[Reading text start]

Sorting
Table of Contents
1. Sorting
Sorting solves the problem of putting a set of elements in order. To put a set of elements in order, there must be some relation \(<\) that we can define for those elements that satisfy two conditions:
- Law of Trichotomy: Exactly one of \(a < b\), \(a = b\), or \(b < a\) is true.
- Law of Transitivity: If \(a < b\) and \(b < c\), then \(a < c\).
An inversion is a pair of elements that are out of order with respect to our relation \(<\).
2. Comparison Sorts
2.1. Selection Sort
To selection sort \(N\) items, we:
- Find the smallest item in the unsorted portion of the array.
- Swap it to the end of the sorted portion of the array.
- Selection sort the remaining unsorted items.
The time complexity of selection sort is \(N + (N-1) + \cdots + 1 = \Theta(N^2)\), and the space complexity is \(\Theta(1)\) because we do not need extra memory.
2.2. Heap Sort
Selection sort is inefficient because we have to search the entire unsorted array for the smallest item every time. The fix is to first insert all the items into a max heap.
To heap sort \(N\) items, we can then:
- Delete largest item from the max heap.
- Put deleted item at the first open slot starting from the end of our output array.
The time complexity of heap sort is \(O(N \log N)\). The space complexity of heap sort is the memory we need to build the copy of our data, so it is \(\Theta (N)\).
2.2.1. In-Place Heap Sort
To increase memory efficiency, instead of using a separate output array, we can use the same input array and sort in-place. First, we can create a complete binary tree directly using the elements in our input array, and then “heapify” the result. To do this, we:
- Sink nodes in reverse level order.
- After sinking, we guarantee that the tree rooted at that node is a heap.
Now that we have our heap, we can run heap sort in-place like so:
- Delete largest item from the max heap by swapping the root with the last item in the heap.
- Sink until the heap is valid again.
- Repeat for all \(N\) items.
Then, the resulting array is sorted:
Now, our space complexity is just \(\Theta(1)\) since we don’t need any extra memory.
2.3. Merge Sort
To merge sort \(N\) items, we:
- Split items into two roughly even pieces.
- Merge sort each half recursively.

[Reading text end]
[Recorded information start]

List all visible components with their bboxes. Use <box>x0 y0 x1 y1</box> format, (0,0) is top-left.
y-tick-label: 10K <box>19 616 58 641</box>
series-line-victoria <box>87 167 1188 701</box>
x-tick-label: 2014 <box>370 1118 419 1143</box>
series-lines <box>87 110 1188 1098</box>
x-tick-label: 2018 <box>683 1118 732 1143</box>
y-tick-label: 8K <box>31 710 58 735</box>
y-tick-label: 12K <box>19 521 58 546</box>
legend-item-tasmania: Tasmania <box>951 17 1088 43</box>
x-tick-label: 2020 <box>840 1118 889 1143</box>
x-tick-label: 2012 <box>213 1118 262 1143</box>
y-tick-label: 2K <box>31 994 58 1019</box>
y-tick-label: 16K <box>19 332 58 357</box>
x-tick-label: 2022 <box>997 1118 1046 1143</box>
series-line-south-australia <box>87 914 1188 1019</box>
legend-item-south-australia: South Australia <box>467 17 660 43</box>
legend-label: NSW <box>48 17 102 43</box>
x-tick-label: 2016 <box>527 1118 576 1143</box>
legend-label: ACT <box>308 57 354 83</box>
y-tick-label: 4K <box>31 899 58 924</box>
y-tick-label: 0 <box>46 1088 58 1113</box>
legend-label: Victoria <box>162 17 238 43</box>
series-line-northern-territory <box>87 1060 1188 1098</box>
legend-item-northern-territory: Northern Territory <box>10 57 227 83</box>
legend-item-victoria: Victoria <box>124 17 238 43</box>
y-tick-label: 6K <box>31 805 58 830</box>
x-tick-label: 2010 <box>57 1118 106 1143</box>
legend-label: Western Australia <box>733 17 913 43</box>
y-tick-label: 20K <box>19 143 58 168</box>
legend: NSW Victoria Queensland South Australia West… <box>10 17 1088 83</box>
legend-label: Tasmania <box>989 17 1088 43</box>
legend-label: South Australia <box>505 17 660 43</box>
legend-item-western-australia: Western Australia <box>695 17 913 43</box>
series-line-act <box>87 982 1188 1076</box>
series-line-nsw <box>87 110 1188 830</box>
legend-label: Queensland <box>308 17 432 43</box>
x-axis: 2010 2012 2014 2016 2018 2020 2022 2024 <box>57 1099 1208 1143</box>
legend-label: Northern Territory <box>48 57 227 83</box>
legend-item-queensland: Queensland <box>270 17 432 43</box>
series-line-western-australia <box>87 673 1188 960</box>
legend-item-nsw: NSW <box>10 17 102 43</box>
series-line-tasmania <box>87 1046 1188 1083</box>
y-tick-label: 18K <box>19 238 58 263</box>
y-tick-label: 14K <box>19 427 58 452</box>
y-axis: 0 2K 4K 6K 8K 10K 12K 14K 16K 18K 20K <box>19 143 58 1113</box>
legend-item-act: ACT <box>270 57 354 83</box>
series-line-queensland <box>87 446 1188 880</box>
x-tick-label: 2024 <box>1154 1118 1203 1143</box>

[Recorded information end]

* Exercise requirements *
- a) Could you edit the section of the sorting notes from "- Put deleted" to "is valid again." so that "input array" becomes "source array"?
- b) How would the sorting notes go on from their last line?

* Per-task outputs *
- a)
- Put deleted item at the first open slot starting from the end of our output array.
The time complexity of heap sort is \(O(N \log N)\). The space complexity of heap sort is the memory we need to build the copy of our data, so it is \(\Theta (N)\).
2.2.1. In-Place Heap Sort
To increase memory efficiency, instead of using a separate output array, we can use the same source array and sort in-place. First, we can create a complete binary tree directly using the elements in our source array, and then “heapify” the result. To do this, we:
- Sink nodes in reverse level order.
- After sinking, we guarantee that the tree rooted at that node is a heap.
Now that we have our heap, we can run heap sort in-place like so:
- Delete largest item from the max heap by swapping the root with the last item in the heap.
- Sink until the heap is valid again.

- b)
- Merge the two sorted halves to form the final result
To merge two sorted halves together, we compare elements from the first half with elements from the second half, and build a new auxiliary array:
The time complexity for this is \(\Theta(N \log N)\), and its space complexity is \(O(N)\).
2.4. Insertion Sort
To insertion sort \(N\) items, we:
- Start with an empty output sequence.
- Add each item from the input, inserting into the output at the right point.
We can also do this in-place by maintaining a sorted and unexamined section of the input array. To insert, we can swap item backwards until it is in the right place among all previously sorted items:
The best case time complexity is \(\Theta(N)\) (when it is already sorted), and the worst case time complexity is \(\Theta(N^2)\). Realize that when an array that is almost sorted, insertion sort does very little work due to its best case time complexity. Additionally, for small arrays (\(N < 15\) or so), insertion sort is fastest.
2.5. Quicksort
The idea behind quicksort is that for an array, we can pick one item (called the pivot), get it in the correct spot, and then just ensure that the rest of the items are on the correct side:
If we then run quicksort recursively on the two subarrays on the left and right of the pivot, we end up with a sorted array. The process of picking the pivot to split the array up into left and right subarrays is called partitioning.
2.5.1. Naive Partitioning
Naively, we can simply create another array. Then, we can scan through the array, adding the elements smaller than our pivot at the front. Then, we add our pivot. Finally, we scan through the array again, adding all the elements greater than our pivot at the back.
2.5.2. Hoare Partitioning
A faster way is to have two pointers walk towards each other. The left pointer favors items smaller than the pivot, whereas the right pointer favors items larger than the pivot. The idea is that they walk towards each other, swapping anything they don’t like.
More specifically, both pointers step towards each other. Each pointer stops when they find an element they don’t like. When both pointers stop, they swap their elements with each other, and then move on. When both pointers cross, all that is left to do is to swap the pivot to the right spot:
2.5.3. Runtime
The runtime for quicksort highly depends on what element you choose as the pivot. It turns out that it is fastest if we choose the median as the pivot. With this in mind, the best case time complexity for quicksort is \(\Theta(N \log N)\), and worst case it is \(\Theta(N^2)\).
But how is it better than mergesort if the worst case it is \(\Theta(N^2)\)? It turns out that with analysis, the average runtime of quicksort is \(\Theta(N \log N)\), and it is faster than mergesort.
Usually, however, most pivots we choose come out to a runtime of \(\Theta(N \log N)\). What we need to do is to figure out how to avoid the worst case. The worst case happens when the array is already in sorted order (or almost sorted order). To avoid this, we can employ a few different strategies:
- Randomness: pick a random pivot or shuffle before sorting.
- Smarter pivot selection: calculate or approximate the median
- Introspection: switch to a safer sort if recursion goes too deep
- Preprocess: analyze first to see if quicksort would be slow (no obvious way to do this)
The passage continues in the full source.